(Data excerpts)
_____
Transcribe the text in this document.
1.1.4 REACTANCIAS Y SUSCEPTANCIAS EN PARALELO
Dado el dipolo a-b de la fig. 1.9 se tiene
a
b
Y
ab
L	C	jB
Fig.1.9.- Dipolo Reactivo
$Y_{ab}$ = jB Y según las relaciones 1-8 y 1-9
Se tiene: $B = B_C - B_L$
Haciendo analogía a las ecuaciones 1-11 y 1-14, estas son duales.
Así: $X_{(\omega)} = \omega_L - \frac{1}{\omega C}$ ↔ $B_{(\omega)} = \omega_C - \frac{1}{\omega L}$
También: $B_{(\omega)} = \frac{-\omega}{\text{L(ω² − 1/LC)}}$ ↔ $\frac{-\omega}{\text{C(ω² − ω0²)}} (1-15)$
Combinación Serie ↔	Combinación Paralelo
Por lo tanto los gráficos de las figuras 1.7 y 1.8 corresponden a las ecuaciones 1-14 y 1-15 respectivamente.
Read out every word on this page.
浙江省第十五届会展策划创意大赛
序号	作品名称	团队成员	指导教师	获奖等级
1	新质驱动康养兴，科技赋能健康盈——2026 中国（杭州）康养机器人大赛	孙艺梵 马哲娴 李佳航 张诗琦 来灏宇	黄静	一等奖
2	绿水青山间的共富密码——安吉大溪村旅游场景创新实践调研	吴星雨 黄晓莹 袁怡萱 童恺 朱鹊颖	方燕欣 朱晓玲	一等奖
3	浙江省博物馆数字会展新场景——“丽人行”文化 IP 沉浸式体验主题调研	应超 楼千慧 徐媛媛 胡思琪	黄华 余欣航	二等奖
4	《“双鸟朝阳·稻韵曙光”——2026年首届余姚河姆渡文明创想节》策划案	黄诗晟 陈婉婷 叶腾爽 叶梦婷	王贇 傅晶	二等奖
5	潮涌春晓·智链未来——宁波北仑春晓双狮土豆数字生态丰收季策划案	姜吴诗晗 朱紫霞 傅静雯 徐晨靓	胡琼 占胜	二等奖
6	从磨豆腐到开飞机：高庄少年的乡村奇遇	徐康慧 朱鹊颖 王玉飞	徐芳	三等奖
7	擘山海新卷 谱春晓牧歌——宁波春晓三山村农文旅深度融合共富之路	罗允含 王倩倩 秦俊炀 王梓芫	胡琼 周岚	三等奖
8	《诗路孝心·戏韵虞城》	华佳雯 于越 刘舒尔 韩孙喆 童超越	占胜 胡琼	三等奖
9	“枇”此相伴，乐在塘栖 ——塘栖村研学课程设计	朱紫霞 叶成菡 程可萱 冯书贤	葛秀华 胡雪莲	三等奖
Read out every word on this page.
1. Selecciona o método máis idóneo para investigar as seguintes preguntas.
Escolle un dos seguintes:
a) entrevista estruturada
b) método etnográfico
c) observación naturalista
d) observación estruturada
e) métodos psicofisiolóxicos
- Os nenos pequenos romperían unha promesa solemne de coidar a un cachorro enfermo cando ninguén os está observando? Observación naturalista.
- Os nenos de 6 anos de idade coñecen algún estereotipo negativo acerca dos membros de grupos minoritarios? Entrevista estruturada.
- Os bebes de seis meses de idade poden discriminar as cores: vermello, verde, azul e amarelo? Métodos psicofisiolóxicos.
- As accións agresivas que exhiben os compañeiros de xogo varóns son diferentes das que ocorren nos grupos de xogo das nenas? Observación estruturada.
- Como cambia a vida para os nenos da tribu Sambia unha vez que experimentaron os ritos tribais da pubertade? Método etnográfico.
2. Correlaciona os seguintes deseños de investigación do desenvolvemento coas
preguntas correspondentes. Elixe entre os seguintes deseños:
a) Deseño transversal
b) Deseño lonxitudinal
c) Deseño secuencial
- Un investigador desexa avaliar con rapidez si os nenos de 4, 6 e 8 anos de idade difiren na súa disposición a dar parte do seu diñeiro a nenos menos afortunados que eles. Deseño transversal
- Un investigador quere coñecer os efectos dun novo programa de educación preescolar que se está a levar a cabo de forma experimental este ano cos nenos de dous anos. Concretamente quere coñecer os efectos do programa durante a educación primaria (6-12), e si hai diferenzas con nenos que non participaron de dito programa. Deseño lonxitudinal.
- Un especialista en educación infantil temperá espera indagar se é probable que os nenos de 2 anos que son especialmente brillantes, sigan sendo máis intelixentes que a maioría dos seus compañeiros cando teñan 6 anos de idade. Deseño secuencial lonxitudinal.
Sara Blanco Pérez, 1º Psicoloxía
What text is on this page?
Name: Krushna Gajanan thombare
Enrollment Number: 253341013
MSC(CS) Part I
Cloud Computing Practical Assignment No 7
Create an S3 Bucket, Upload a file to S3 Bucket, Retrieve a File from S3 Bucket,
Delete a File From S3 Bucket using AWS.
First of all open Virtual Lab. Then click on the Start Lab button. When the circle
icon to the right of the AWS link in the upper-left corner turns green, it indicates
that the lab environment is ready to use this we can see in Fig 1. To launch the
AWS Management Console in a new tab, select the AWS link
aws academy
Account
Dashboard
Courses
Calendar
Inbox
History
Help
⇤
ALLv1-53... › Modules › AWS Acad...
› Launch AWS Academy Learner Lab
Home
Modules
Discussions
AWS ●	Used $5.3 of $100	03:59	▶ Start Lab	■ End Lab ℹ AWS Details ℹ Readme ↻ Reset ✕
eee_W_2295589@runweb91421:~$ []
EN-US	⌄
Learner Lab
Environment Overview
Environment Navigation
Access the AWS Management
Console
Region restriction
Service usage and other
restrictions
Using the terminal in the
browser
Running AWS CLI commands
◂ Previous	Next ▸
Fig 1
_____
Instruction. Once more, set down the full listing, verbatim.

Reply.
Transcribe the text in this document.
1.1.4 REACTANCIAS Y SUSCEPTANCIAS EN PARALELO
Dado el dipolo a-b de la fig. 1.9 se tiene
a
b
Y
ab
L	C	jB
Fig.1.9.- Dipolo Reactivo
$Y_{ab}$ = jB Y según las relaciones 1-8 y 1-9
Se tiene: $B = B_C - B_L$
Haciendo analogía a las ecuaciones 1-11 y 1-14, estas son duales.
Así: $X_{(\omega)} = \omega_L - \frac{1}{\omega C}$ ↔ $B_{(\omega)} = \omega_C - \frac{1}{\omega L}$
También: $B_{(\omega)} = \frac{-\omega}{\text{L(ω² − 1/LC)}}$ ↔ $\frac{-\omega}{\text{C(ω² − ω0²)}} (1-15)$
Combinación Serie ↔	Combinación Paralelo
Por lo tanto los gráficos de las figuras 1.7 y 1.8 corresponden a las ecuaciones 1-14 y 1-15 respectivamente.
Read out every word on this page.
浙江省第十五届会展策划创意大赛
序号	作品名称	团队成员	指导教师	获奖等级
1	新质驱动康养兴，科技赋能健康盈——2026 中国（杭州）康养机器人大赛	孙艺梵 马哲娴 李佳航 张诗琦 来灏宇	黄静	一等奖
2	绿水青山间的共富密码——安吉大溪村旅游场景创新实践调研	吴星雨 黄晓莹 袁怡萱 童恺 朱鹊颖	方燕欣 朱晓玲	一等奖
3	浙江省博物馆数字会展新场景——“丽人行”文化 IP 沉浸式体验主题调研	应超 楼千慧 徐媛媛 胡思琪	黄华 余欣航	二等奖
4	《“双鸟朝阳·稻韵曙光”——2026年首届余姚河姆渡文明创想节》策划案	黄诗晟 陈婉婷 叶腾爽 叶梦婷	王贇 傅晶	二等奖
5	潮涌春晓·智链未来——宁波北仑春晓双狮土豆数字生态丰收季策划案	姜吴诗晗 朱紫霞 傅静雯 徐晨靓	胡琼 占胜	二等奖
6	从磨豆腐到开飞机：高庄少年的乡村奇遇	徐康慧 朱鹊颖 王玉飞	徐芳	三等奖
7	擘山海新卷 谱春晓牧歌——宁波春晓三山村农文旅深度融合共富之路	罗允含 王倩倩 秦俊炀 王梓芫	胡琼 周岚	三等奖
8	《诗路孝心·戏韵虞城》	华佳雯 于越 刘舒尔 韩孙喆 童超越	占胜 胡琼	三等奖
9	“枇”此相伴，乐在塘栖 ——塘栖村研学课程设计	朱紫霞 叶成菡 程可萱 冯书贤	葛秀华 胡雪莲	三等奖
Read out every word on this page.
1. Selecciona o método máis idóneo para investigar as seguintes preguntas.
Escolle un dos seguintes:
a) entrevista estruturada
b) método etnográfico
c) observación naturalista
d) observación estruturada
e) métodos psicofisiolóxicos
- Os nenos pequenos romperían unha promesa solemne de coidar a un cachorro enfermo cando ninguén os está observando? Observación naturalista.
- Os nenos de 6 anos de idade coñecen algún estereotipo negativo acerca dos membros de grupos minoritarios? Entrevista estruturada.
- Os bebes de seis meses de idade poden discriminar as cores: vermello, verde, azul e amarelo? Métodos psicofisiolóxicos.
- As accións agresivas que exhiben os compañeiros de xogo varóns son diferentes das que ocorren nos grupos de xogo das nenas? Observación estruturada.
- Como cambia a vida para os nenos da tribu Sambia unha vez que experimentaron os ritos tribais da pubertade? Método etnográfico.
2. Correlaciona os seguintes deseños de investigación do desenvolvemento coas
preguntas correspondentes. Elixe entre os seguintes deseños:
a) Deseño transversal
b) Deseño lonxitudinal
c) Deseño secuencial
- Un investigador desexa avaliar con rapidez si os nenos de 4, 6 e 8 anos de idade difiren na súa disposición a dar parte do seu diñeiro a nenos menos afortunados que eles. Deseño transversal
- Un investigador quere coñecer os efectos dun novo programa de educación preescolar que se está a levar a cabo de forma experimental este ano cos nenos de dous anos. Concretamente quere coñecer os efectos do programa durante a educación primaria (6-12), e si hai diferenzas con nenos que non participaron de dito programa. Deseño lonxitudinal.
- Un especialista en educación infantil temperá espera indagar se é probable que os nenos de 2 anos que son especialmente brillantes, sigan sendo máis intelixentes que a maioría dos seus compañeiros cando teñan 6 anos de idade. Deseño secuencial lonxitudinal.
Sara Blanco Pérez, 1º Psicoloxía
What text is on this page?
Name: Krushna Gajanan thombare
Enrollment Number: 253341013
MSC(CS) Part I
Cloud Computing Practical Assignment No 7
Create an S3 Bucket, Upload a file to S3 Bucket, Retrieve a File from S3 Bucket,
Delete a File From S3 Bucket using AWS.
First of all open Virtual Lab. Then click on the Start Lab button. When the circle
icon to the right of the AWS link in the upper-left corner turns green, it indicates
that the lab environment is ready to use this we can see in Fig 1. To launch the
AWS Management Console in a new tab, select the AWS link
aws academy
Account
Dashboard
Courses
Calendar
Inbox
History
Help
⇤
ALLv1-53... › Modules › AWS Acad...
› Launch AWS Academy Learner Lab
Home
Modules
Discussions
AWS ●	Used $5.3 of $100	03:59	▶ Start Lab	■ End Lab ℹ AWS Details ℹ Readme ↻ Reset ✕
eee_W_2295589@runweb91421:~$ []
EN-US	⌄
Learner Lab
Environment Overview
Environment Navigation
Access the AWS Management
Console
Region restriction
Service usage and other
restrictions
Using the terminal in the
browser
Running AWS CLI commands
◂ Previous	Next ▸
Fig 1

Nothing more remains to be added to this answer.